» Activity
Check each line below for the word "mediated". Then give only how many lines have it.

BEGIN

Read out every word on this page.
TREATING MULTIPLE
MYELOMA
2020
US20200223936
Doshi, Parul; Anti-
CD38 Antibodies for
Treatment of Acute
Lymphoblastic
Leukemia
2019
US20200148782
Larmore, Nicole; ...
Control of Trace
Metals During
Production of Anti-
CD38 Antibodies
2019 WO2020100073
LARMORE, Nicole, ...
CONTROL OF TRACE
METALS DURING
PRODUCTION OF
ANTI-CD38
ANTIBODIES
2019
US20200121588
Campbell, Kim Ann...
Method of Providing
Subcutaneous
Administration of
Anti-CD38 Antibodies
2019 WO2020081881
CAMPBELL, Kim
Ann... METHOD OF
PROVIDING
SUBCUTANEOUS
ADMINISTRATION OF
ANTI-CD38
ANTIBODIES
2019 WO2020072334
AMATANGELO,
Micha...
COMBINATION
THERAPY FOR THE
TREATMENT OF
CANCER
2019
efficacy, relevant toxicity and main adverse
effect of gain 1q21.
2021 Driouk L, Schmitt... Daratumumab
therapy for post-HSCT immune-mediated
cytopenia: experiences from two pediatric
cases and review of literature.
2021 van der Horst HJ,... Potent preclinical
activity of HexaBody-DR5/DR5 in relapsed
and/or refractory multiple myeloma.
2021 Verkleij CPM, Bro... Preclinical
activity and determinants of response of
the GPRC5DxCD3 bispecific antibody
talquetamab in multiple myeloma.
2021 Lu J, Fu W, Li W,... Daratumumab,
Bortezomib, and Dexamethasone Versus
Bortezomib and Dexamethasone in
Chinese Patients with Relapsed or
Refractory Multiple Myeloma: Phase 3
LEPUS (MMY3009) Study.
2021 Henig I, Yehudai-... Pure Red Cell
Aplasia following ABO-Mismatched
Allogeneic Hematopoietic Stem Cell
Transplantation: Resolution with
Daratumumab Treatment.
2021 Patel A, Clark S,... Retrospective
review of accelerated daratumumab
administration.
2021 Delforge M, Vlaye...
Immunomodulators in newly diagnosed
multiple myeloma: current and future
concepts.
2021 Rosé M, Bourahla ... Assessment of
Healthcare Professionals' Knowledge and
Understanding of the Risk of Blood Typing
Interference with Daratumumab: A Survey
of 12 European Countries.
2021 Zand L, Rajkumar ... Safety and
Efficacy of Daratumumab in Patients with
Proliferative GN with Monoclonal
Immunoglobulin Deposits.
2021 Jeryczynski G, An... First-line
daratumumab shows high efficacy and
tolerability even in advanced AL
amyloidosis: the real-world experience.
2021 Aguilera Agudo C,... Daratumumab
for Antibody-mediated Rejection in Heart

END

» Result
2